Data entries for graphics
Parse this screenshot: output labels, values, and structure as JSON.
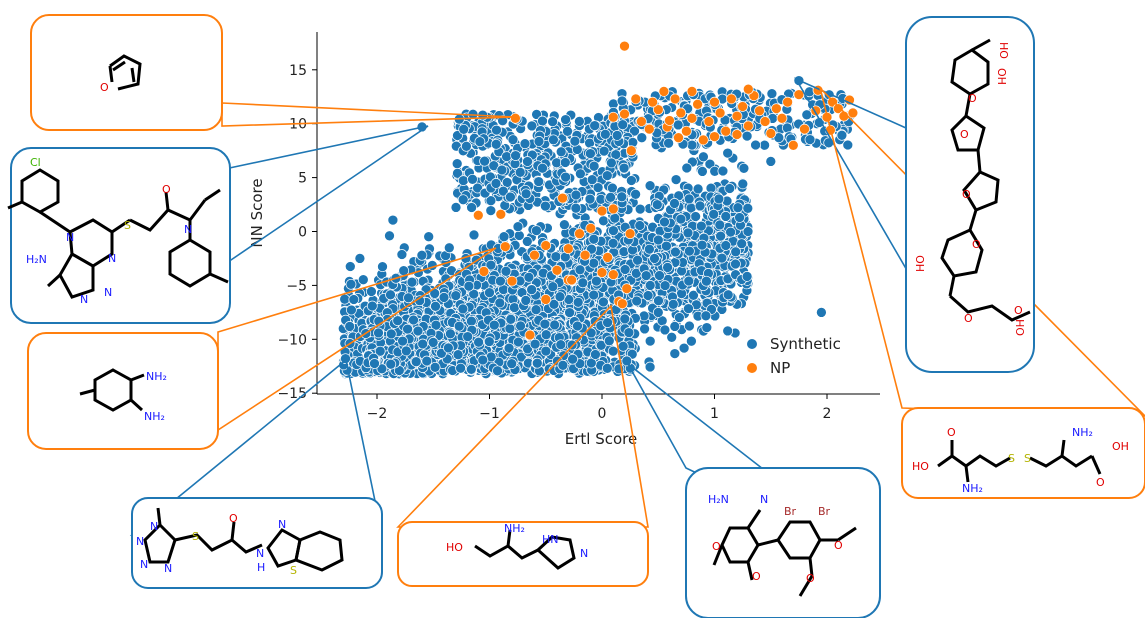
{
  "chart_data": {
    "type": "scatter",
    "xlabel": "Ertl Score",
    "ylabel": "NN Score",
    "xlim": [
      -2.5,
      2.5
    ],
    "ylim": [
      -15,
      18.5
    ],
    "xticks": [
      -2,
      -1,
      0,
      1,
      2
    ],
    "yticks": [
      -15,
      -10,
      -5,
      0,
      5,
      10,
      15
    ],
    "xtick_labels": [
      "−2",
      "−1",
      "0",
      "1",
      "2"
    ],
    "ytick_labels": [
      "−15",
      "−10",
      "−5",
      "0",
      "5",
      "10",
      "15"
    ],
    "legend_position": "lower-right",
    "colors": {
      "Synthetic": "#1f77b4",
      "NP": "#ff7f0e"
    },
    "series": [
      {
        "name": "Synthetic",
        "description_of_cloud": "dense cloud of several thousand points spanning roughly x -2.3..2.2, y -13..13",
        "highlighted_points": [
          {
            "x": -1.6,
            "y": 9.7
          },
          {
            "x": -2.28,
            "y": -11.8
          },
          {
            "x": 0.22,
            "y": -12.0
          },
          {
            "x": 1.75,
            "y": 14.0
          }
        ]
      },
      {
        "name": "NP",
        "points": [
          [
            -0.77,
            10.5
          ],
          [
            0.2,
            17.2
          ],
          [
            0.1,
            10.6
          ],
          [
            0.2,
            10.9
          ],
          [
            0.3,
            12.3
          ],
          [
            0.35,
            10.2
          ],
          [
            0.42,
            9.5
          ],
          [
            0.5,
            11.3
          ],
          [
            0.58,
            9.7
          ],
          [
            0.65,
            12.3
          ],
          [
            0.7,
            11.0
          ],
          [
            0.75,
            9.3
          ],
          [
            0.8,
            10.5
          ],
          [
            0.85,
            11.8
          ],
          [
            0.9,
            8.5
          ],
          [
            0.95,
            10.2
          ],
          [
            1.0,
            12.0
          ],
          [
            1.05,
            11.0
          ],
          [
            1.1,
            9.3
          ],
          [
            1.15,
            12.3
          ],
          [
            1.2,
            10.7
          ],
          [
            1.25,
            11.6
          ],
          [
            1.3,
            9.8
          ],
          [
            1.35,
            12.6
          ],
          [
            1.4,
            11.2
          ],
          [
            1.45,
            10.2
          ],
          [
            1.5,
            9.1
          ],
          [
            1.55,
            11.4
          ],
          [
            1.6,
            10.5
          ],
          [
            1.65,
            12.0
          ],
          [
            1.7,
            8.0
          ],
          [
            1.8,
            9.5
          ],
          [
            1.9,
            11.2
          ],
          [
            2.0,
            10.6
          ],
          [
            2.05,
            12.0
          ],
          [
            2.1,
            11.4
          ],
          [
            2.15,
            10.7
          ],
          [
            2.2,
            12.2
          ],
          [
            2.23,
            11.0
          ],
          [
            1.92,
            13.1
          ],
          [
            0.55,
            13.0
          ],
          [
            0.8,
            13.0
          ],
          [
            1.3,
            13.2
          ],
          [
            1.0,
            8.8
          ],
          [
            1.2,
            9.0
          ],
          [
            0.45,
            12.0
          ],
          [
            0.6,
            10.3
          ],
          [
            1.75,
            12.7
          ],
          [
            2.03,
            9.4
          ],
          [
            0.68,
            8.7
          ],
          [
            -1.1,
            1.5
          ],
          [
            -0.9,
            1.6
          ],
          [
            -0.5,
            -1.3
          ],
          [
            -0.3,
            -1.6
          ],
          [
            -0.2,
            -0.2
          ],
          [
            -0.1,
            0.3
          ],
          [
            0.0,
            1.9
          ],
          [
            0.1,
            2.1
          ],
          [
            -0.8,
            -4.6
          ],
          [
            -0.4,
            -3.6
          ],
          [
            -0.3,
            -4.5
          ],
          [
            0.0,
            -3.8
          ],
          [
            0.1,
            -4.0
          ],
          [
            -0.5,
            -6.3
          ],
          [
            -0.27,
            -4.5
          ],
          [
            -0.86,
            -1.4
          ],
          [
            -1.05,
            -3.7
          ],
          [
            0.25,
            -0.2
          ],
          [
            0.05,
            -2.4
          ],
          [
            0.22,
            -5.3
          ],
          [
            -0.15,
            -2.2
          ],
          [
            -0.35,
            3.1
          ],
          [
            0.26,
            7.5
          ],
          [
            0.15,
            -6.5
          ],
          [
            -0.64,
            -9.6
          ],
          [
            0.18,
            -6.7
          ],
          [
            -0.6,
            -2.2
          ]
        ]
      }
    ]
  },
  "insets": [
    {
      "label": "furan",
      "border": "#ff7f0e",
      "atoms": [
        "O"
      ]
    },
    {
      "label": "synthetic-pyrazolopyrimidine",
      "border": "#1f77b4",
      "atoms": [
        "Cl",
        "N",
        "N",
        "O",
        "S",
        "N",
        "H₂N",
        "N",
        "N"
      ]
    },
    {
      "label": "diaminotoluene",
      "border": "#ff7f0e",
      "atoms": [
        "NH₂",
        "NH₂"
      ]
    },
    {
      "label": "synthetic-tetrazole",
      "border": "#1f77b4",
      "atoms": [
        "N",
        "N",
        "N",
        "N",
        "S",
        "O",
        "N",
        "H",
        "N",
        "S"
      ]
    },
    {
      "label": "histidinol",
      "border": "#ff7f0e",
      "atoms": [
        "HO",
        "NH₂",
        "HN",
        "N"
      ]
    },
    {
      "label": "synthetic-pyran",
      "border": "#1f77b4",
      "atoms": [
        "H₂N",
        "N",
        "Br",
        "Br",
        "O",
        "O",
        "O",
        "O"
      ]
    },
    {
      "label": "natural-polyether",
      "border": "#1f77b4",
      "atoms": [
        "HO",
        "OH",
        "O",
        "O",
        "O",
        "O",
        "HO",
        "O",
        "O",
        "OH"
      ]
    },
    {
      "label": "cystine",
      "border": "#ff7f0e",
      "atoms": [
        "O",
        "HO",
        "NH₂",
        "S",
        "S",
        "NH₂",
        "OH",
        "O"
      ]
    }
  ]
}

■ Task statement ■
The data above needs to be retyped exactly, with the images left out.

■ Written solution ■
Parse this screenshot: output labels, values, and structure as JSON.
{
  "chart_data": {
    "type": "scatter",
    "xlabel": "Ertl Score",
    "ylabel": "NN Score",
    "xlim": [
      -2.5,
      2.5
    ],
    "ylim": [
      -15,
      18.5
    ],
    "xticks": [
      -2,
      -1,
      0,
      1,
      2
    ],
    "yticks": [
      -15,
      -10,
      -5,
      0,
      5,
      10,
      15
    ],
    "xtick_labels": [
      "−2",
      "−1",
      "0",
      "1",
      "2"
    ],
    "ytick_labels": [
      "−15",
      "−10",
      "−5",
      "0",
      "5",
      "10",
      "15"
    ],
    "legend_position": "lower-right",
    "colors": {
      "Synthetic": "#1f77b4",
      "NP": "#ff7f0e"
    },
    "series": [
      {
        "name": "Synthetic",
        "description_of_cloud": "dense cloud of several thousand points spanning roughly x -2.3..2.2, y -13..13",
        "highlighted_points": [
          {
            "x": -1.6,
            "y": 9.7
          },
          {
            "x": -2.28,
            "y": -11.8
          },
          {
            "x": 0.22,
            "y": -12.0
          },
          {
            "x": 1.75,
            "y": 14.0
          }
        ]
      },
      {
        "name": "NP",
        "points": [
          [
            -0.77,
            10.5
          ],
          [
            0.2,
            17.2
          ],
          [
            0.1,
            10.6
          ],
          [
            0.2,
            10.9
          ],
          [
            0.3,
            12.3
          ],
          [
            0.35,
            10.2
          ],
          [
            0.42,
            9.5
          ],
          [
            0.5,
            11.3
          ],
          [
            0.58,
            9.7
          ],
          [
            0.65,
            12.3
          ],
          [
            0.7,
            11.0
          ],
          [
            0.75,
            9.3
          ],
          [
            0.8,
            10.5
          ],
          [
            0.85,
            11.8
          ],
          [
            0.9,
            8.5
          ],
          [
            0.95,
            10.2
          ],
          [
            1.0,
            12.0
          ],
          [
            1.05,
            11.0
          ],
          [
            1.1,
            9.3
          ],
          [
            1.15,
            12.3
          ],
          [
            1.2,
            10.7
          ],
          [
            1.25,
            11.6
          ],
          [
            1.3,
            9.8
          ],
          [
            1.35,
            12.6
          ],
          [
            1.4,
            11.2
          ],
          [
            1.45,
            10.2
          ],
          [
            1.5,
            9.1
          ],
          [
            1.55,
            11.4
          ],
          [
            1.6,
            10.5
          ],
          [
            1.65,
            12.0
          ],
          [
            1.7,
            8.0
          ],
          [
            1.8,
            9.5
          ],
          [
            1.9,
            11.2
          ],
          [
            2.0,
            10.6
          ],
          [
            2.05,
            12.0
          ],
          [
            2.1,
            11.4
          ],
          [
            2.15,
            10.7
          ],
          [
            2.2,
            12.2
          ],
          [
            2.23,
            11.0
          ],
          [
            1.92,
            13.1
          ],
          [
            0.55,
            13.0
          ],
          [
            0.8,
            13.0
          ],
          [
            1.3,
            13.2
          ],
          [
            1.0,
            8.8
          ],
          [
            1.2,
            9.0
          ],
          [
            0.45,
            12.0
          ],
          [
            0.6,
            10.3
          ],
          [
            1.75,
            12.7
          ],
          [
            2.03,
            9.4
          ],
          [
            0.68,
            8.7
          ],
          [
            -1.1,
            1.5
          ],
          [
            -0.9,
            1.6
          ],
          [
            -0.5,
            -1.3
          ],
          [
            -0.3,
            -1.6
          ],
          [
            -0.2,
            -0.2
          ],
          [
            -0.1,
            0.3
          ],
          [
            0.0,
            1.9
          ],
          [
            0.1,
            2.1
          ],
          [
            -0.8,
            -4.6
          ],
          [
            -0.4,
            -3.6
          ],
          [
            -0.3,
            -4.5
          ],
          [
            0.0,
            -3.8
          ],
          [
            0.1,
            -4.0
          ],
          [
            -0.5,
            -6.3
          ],
          [
            -0.27,
            -4.5
          ],
          [
            -0.86,
            -1.4
          ],
          [
            -1.05,
            -3.7
          ],
          [
            0.25,
            -0.2
          ],
          [
            0.05,
            -2.4
          ],
          [
            0.22,
            -5.3
          ],
          [
            -0.15,
            -2.2
          ],
          [
            -0.35,
            3.1
          ],
          [
            0.26,
            7.5
          ],
          [
            0.15,
            -6.5
          ],
          [
            -0.64,
            -9.6
          ],
          [
            0.18,
            -6.7
          ],
          [
            -0.6,
            -2.2
          ]
        ]
      }
    ]
  },
  "insets": [
    {
      "label": "furan",
      "border": "#ff7f0e",
      "atoms": [
        "O"
      ]
    },
    {
      "label": "synthetic-pyrazolopyrimidine",
      "border": "#1f77b4",
      "atoms": [
        "Cl",
        "N",
        "N",
        "O",
        "S",
        "N",
        "H₂N",
        "N",
        "N"
      ]
    },
    {
      "label": "diaminotoluene",
      "border": "#ff7f0e",
      "atoms": [
        "NH₂",
        "NH₂"
      ]
    },
    {
      "label": "synthetic-tetrazole",
      "border": "#1f77b4",
      "atoms": [
        "N",
        "N",
        "N",
        "N",
        "S",
        "O",
        "N",
        "H",
        "N",
        "S"
      ]
    },
    {
      "label": "histidinol",
      "border": "#ff7f0e",
      "atoms": [
        "HO",
        "NH₂",
        "HN",
        "N"
      ]
    },
    {
      "label": "synthetic-pyran",
      "border": "#1f77b4",
      "atoms": [
        "H₂N",
        "N",
        "Br",
        "Br",
        "O",
        "O",
        "O",
        "O"
      ]
    },
    {
      "label": "natural-polyether",
      "border": "#1f77b4",
      "atoms": [
        "HO",
        "OH",
        "O",
        "O",
        "O",
        "O",
        "HO",
        "O",
        "O",
        "OH"
      ]
    },
    {
      "label": "cystine",
      "border": "#ff7f0e",
      "atoms": [
        "O",
        "HO",
        "NH₂",
        "S",
        "S",
        "NH₂",
        "OH",
        "O"
      ]
    }
  ]
}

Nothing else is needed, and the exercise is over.